◆ **Exercise requirements**:
Look for the string "Expected" in the lines and copy each line that has it.

◆ **Records for this task**:
-- Start --

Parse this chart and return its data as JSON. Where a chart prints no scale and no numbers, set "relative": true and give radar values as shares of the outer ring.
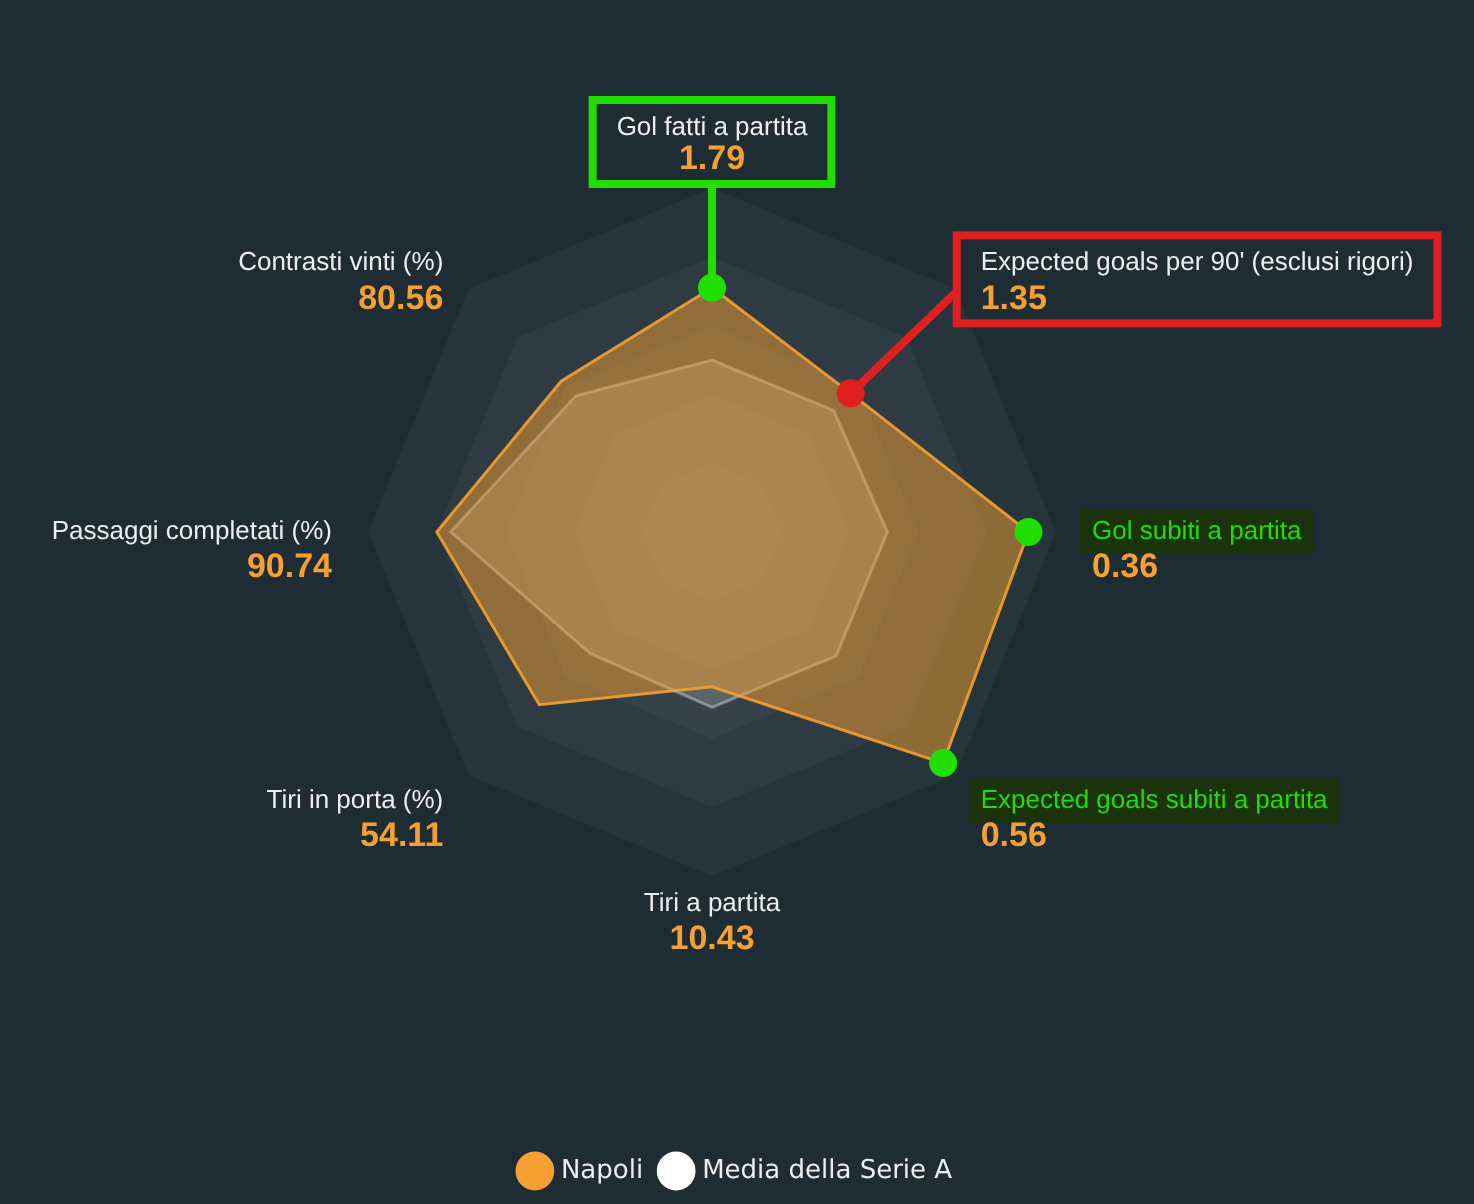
{
  "chart_data": {
    "type": "radar",
    "relative": true,
    "grid": true,
    "legend": "bottom",
    "marker": "none",
    "categories": [
      "Gol fatti a partita",
      "Expected goals per 90' (esclusi rigori)",
      "Gol subiti a partita",
      "Expected goals subiti a partita",
      "Tiri a partita",
      "Tiri in porta (%)",
      "Passaggi completati (%)",
      "Contrasti vinti (%)"
    ],
    "series": [
      {
        "name": "Napoli",
        "color": "#f5a030",
        "values": [
          0.71,
          0.57,
          0.92,
          0.95,
          0.45,
          0.71,
          0.8,
          0.62
        ]
      },
      {
        "name": "Media della Serie A",
        "color": "#ffffff",
        "values": [
          0.5,
          0.5,
          0.51,
          0.51,
          0.51,
          0.5,
          0.76,
          0.56
        ]
      }
    ],
    "annotations": [
      {
        "text": "1.79",
        "x": "Gol fatti a partita"
      },
      {
        "text": "1.35",
        "x": "Expected goals per 90' (esclusi rigori)"
      },
      {
        "text": "0.36",
        "x": "Gol subiti a partita"
      },
      {
        "text": "0.56",
        "x": "Expected goals subiti a partita"
      },
      {
        "text": "10.43",
        "x": "Tiri a partita"
      },
      {
        "text": "54.11",
        "x": "Tiri in porta (%)"
      },
      {
        "text": "90.74",
        "x": "Passaggi completati (%)"
      },
      {
        "text": "80.56",
        "x": "Contrasti vinti (%)"
      }
    ]
  }
}
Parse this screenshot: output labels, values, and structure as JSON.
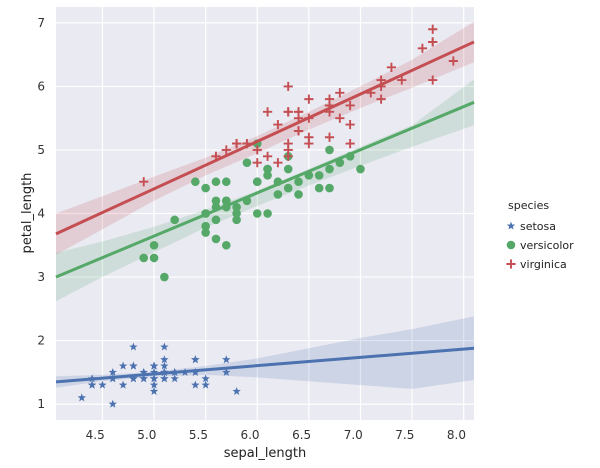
{
  "chart_data": {
    "type": "scatter",
    "xlabel": "sepal_length",
    "ylabel": "petal_length",
    "xlim": [
      4.05,
      8.1
    ],
    "ylim": [
      0.75,
      7.25
    ],
    "xticks": [
      "4.5",
      "5.0",
      "5.5",
      "6.0",
      "6.5",
      "7.0",
      "7.5",
      "8.0"
    ],
    "xtick_values": [
      4.5,
      5.0,
      5.5,
      6.0,
      6.5,
      7.0,
      7.5,
      8.0
    ],
    "xtick_label_offset": -0.07,
    "yticks": [
      "1",
      "2",
      "3",
      "4",
      "5",
      "6",
      "7"
    ],
    "ytick_values": [
      1,
      2,
      3,
      4,
      5,
      6,
      7
    ],
    "grid": true,
    "legend_placement": "right",
    "legend_title": "species",
    "series": [
      {
        "name": "setosa",
        "marker": "star",
        "color": "#4c72b0",
        "points": [
          [
            5.1,
            1.4
          ],
          [
            4.9,
            1.4
          ],
          [
            4.7,
            1.3
          ],
          [
            4.6,
            1.5
          ],
          [
            5.0,
            1.4
          ],
          [
            5.4,
            1.7
          ],
          [
            4.6,
            1.4
          ],
          [
            5.0,
            1.5
          ],
          [
            4.4,
            1.4
          ],
          [
            4.9,
            1.5
          ],
          [
            5.4,
            1.5
          ],
          [
            4.8,
            1.6
          ],
          [
            4.8,
            1.4
          ],
          [
            4.3,
            1.1
          ],
          [
            5.8,
            1.2
          ],
          [
            5.7,
            1.5
          ],
          [
            5.4,
            1.3
          ],
          [
            5.1,
            1.4
          ],
          [
            5.7,
            1.7
          ],
          [
            5.1,
            1.5
          ],
          [
            5.4,
            1.7
          ],
          [
            5.1,
            1.5
          ],
          [
            4.6,
            1.0
          ],
          [
            5.1,
            1.7
          ],
          [
            4.8,
            1.9
          ],
          [
            5.0,
            1.6
          ],
          [
            5.0,
            1.6
          ],
          [
            5.2,
            1.5
          ],
          [
            5.2,
            1.4
          ],
          [
            4.7,
            1.6
          ],
          [
            4.8,
            1.6
          ],
          [
            5.4,
            1.5
          ],
          [
            5.2,
            1.5
          ],
          [
            5.5,
            1.4
          ],
          [
            4.9,
            1.5
          ],
          [
            5.0,
            1.2
          ],
          [
            5.5,
            1.3
          ],
          [
            4.9,
            1.4
          ],
          [
            4.4,
            1.3
          ],
          [
            5.1,
            1.5
          ],
          [
            5.0,
            1.3
          ],
          [
            4.5,
            1.3
          ],
          [
            4.4,
            1.3
          ],
          [
            5.0,
            1.6
          ],
          [
            5.1,
            1.9
          ],
          [
            4.8,
            1.4
          ],
          [
            5.1,
            1.6
          ],
          [
            4.6,
            1.4
          ],
          [
            5.3,
            1.5
          ],
          [
            5.0,
            1.4
          ]
        ],
        "fit": [
          [
            4.05,
            1.35
          ],
          [
            8.1,
            1.88
          ]
        ],
        "band_x": [
          4.05,
          4.5,
          5.0,
          5.5,
          6.0,
          6.5,
          7.0,
          7.5,
          8.1
        ],
        "band_lo": [
          1.26,
          1.36,
          1.43,
          1.46,
          1.42,
          1.36,
          1.3,
          1.24,
          1.38
        ],
        "band_hi": [
          1.44,
          1.46,
          1.51,
          1.6,
          1.72,
          1.88,
          2.04,
          2.18,
          2.38
        ]
      },
      {
        "name": "versicolor",
        "marker": "circle",
        "color": "#55a868",
        "points": [
          [
            7.0,
            4.7
          ],
          [
            6.4,
            4.5
          ],
          [
            6.9,
            4.9
          ],
          [
            5.5,
            4.0
          ],
          [
            6.5,
            4.6
          ],
          [
            5.7,
            4.5
          ],
          [
            6.3,
            4.7
          ],
          [
            4.9,
            3.3
          ],
          [
            6.6,
            4.6
          ],
          [
            5.2,
            3.9
          ],
          [
            5.0,
            3.5
          ],
          [
            5.9,
            4.2
          ],
          [
            6.0,
            4.0
          ],
          [
            6.1,
            4.7
          ],
          [
            5.6,
            3.6
          ],
          [
            6.7,
            4.4
          ],
          [
            5.6,
            4.5
          ],
          [
            5.8,
            4.1
          ],
          [
            6.2,
            4.5
          ],
          [
            5.6,
            3.9
          ],
          [
            5.9,
            4.8
          ],
          [
            6.1,
            4.0
          ],
          [
            6.3,
            4.9
          ],
          [
            6.1,
            4.7
          ],
          [
            6.4,
            4.3
          ],
          [
            6.6,
            4.4
          ],
          [
            6.8,
            4.8
          ],
          [
            6.7,
            5.0
          ],
          [
            6.0,
            4.5
          ],
          [
            5.7,
            3.5
          ],
          [
            5.5,
            3.8
          ],
          [
            5.5,
            3.7
          ],
          [
            5.8,
            3.9
          ],
          [
            6.0,
            5.1
          ],
          [
            5.4,
            4.5
          ],
          [
            6.0,
            4.5
          ],
          [
            6.7,
            4.7
          ],
          [
            6.3,
            4.4
          ],
          [
            5.6,
            4.1
          ],
          [
            5.5,
            4.0
          ],
          [
            5.5,
            4.4
          ],
          [
            6.1,
            4.6
          ],
          [
            5.8,
            4.0
          ],
          [
            5.0,
            3.3
          ],
          [
            5.6,
            4.2
          ],
          [
            5.7,
            4.2
          ],
          [
            5.7,
            4.2
          ],
          [
            6.2,
            4.3
          ],
          [
            5.1,
            3.0
          ],
          [
            5.7,
            4.1
          ]
        ],
        "fit": [
          [
            4.05,
            3.0
          ],
          [
            8.1,
            5.75
          ]
        ],
        "band_x": [
          4.05,
          4.5,
          5.0,
          5.5,
          6.0,
          6.5,
          7.0,
          7.5,
          8.1
        ],
        "band_lo": [
          2.62,
          3.0,
          3.39,
          3.78,
          4.12,
          4.44,
          4.75,
          5.05,
          5.39
        ],
        "band_hi": [
          3.38,
          3.56,
          3.79,
          4.06,
          4.36,
          4.7,
          5.05,
          5.39,
          6.11
        ]
      },
      {
        "name": "virginica",
        "marker": "plus",
        "color": "#c44e52",
        "points": [
          [
            6.3,
            6.0
          ],
          [
            5.8,
            5.1
          ],
          [
            7.1,
            5.9
          ],
          [
            6.3,
            5.6
          ],
          [
            6.5,
            5.8
          ],
          [
            7.6,
            6.6
          ],
          [
            4.9,
            4.5
          ],
          [
            7.3,
            6.3
          ],
          [
            6.7,
            5.8
          ],
          [
            7.2,
            6.1
          ],
          [
            6.5,
            5.1
          ],
          [
            6.4,
            5.3
          ],
          [
            6.8,
            5.5
          ],
          [
            5.7,
            5.0
          ],
          [
            5.8,
            5.1
          ],
          [
            6.4,
            5.3
          ],
          [
            6.5,
            5.5
          ],
          [
            7.7,
            6.7
          ],
          [
            7.7,
            6.9
          ],
          [
            6.0,
            5.0
          ],
          [
            6.9,
            5.7
          ],
          [
            5.6,
            4.9
          ],
          [
            7.7,
            6.7
          ],
          [
            6.3,
            4.9
          ],
          [
            6.7,
            5.7
          ],
          [
            7.2,
            6.0
          ],
          [
            6.2,
            4.8
          ],
          [
            6.1,
            4.9
          ],
          [
            6.4,
            5.6
          ],
          [
            7.2,
            5.8
          ],
          [
            7.4,
            6.1
          ],
          [
            7.9,
            6.4
          ],
          [
            6.4,
            5.6
          ],
          [
            6.3,
            5.1
          ],
          [
            6.1,
            5.6
          ],
          [
            7.7,
            6.1
          ],
          [
            6.3,
            5.6
          ],
          [
            6.4,
            5.5
          ],
          [
            6.0,
            4.8
          ],
          [
            6.9,
            5.4
          ],
          [
            6.7,
            5.6
          ],
          [
            6.9,
            5.1
          ],
          [
            5.8,
            5.1
          ],
          [
            6.8,
            5.9
          ],
          [
            6.7,
            5.7
          ],
          [
            6.7,
            5.2
          ],
          [
            6.3,
            5.0
          ],
          [
            6.5,
            5.2
          ],
          [
            6.2,
            5.4
          ],
          [
            5.9,
            5.1
          ]
        ],
        "fit": [
          [
            4.05,
            3.68
          ],
          [
            8.1,
            6.7
          ]
        ],
        "band_x": [
          4.05,
          4.5,
          5.0,
          5.5,
          6.0,
          6.5,
          7.0,
          7.5,
          8.1
        ],
        "band_lo": [
          3.35,
          3.75,
          4.2,
          4.6,
          4.95,
          5.32,
          5.66,
          5.98,
          6.38
        ],
        "band_hi": [
          4.0,
          4.27,
          4.58,
          4.88,
          5.22,
          5.6,
          6.0,
          6.42,
          7.02
        ]
      }
    ]
  }
}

-- End --

◆ **Answer to the problem**:
      "Expected goals per 90' (esclusi rigori)",
      "Expected goals subiti a partita",
        "x": "Expected goals per 90' (esclusi rigori)"
        "x": "Expected goals subiti a partita"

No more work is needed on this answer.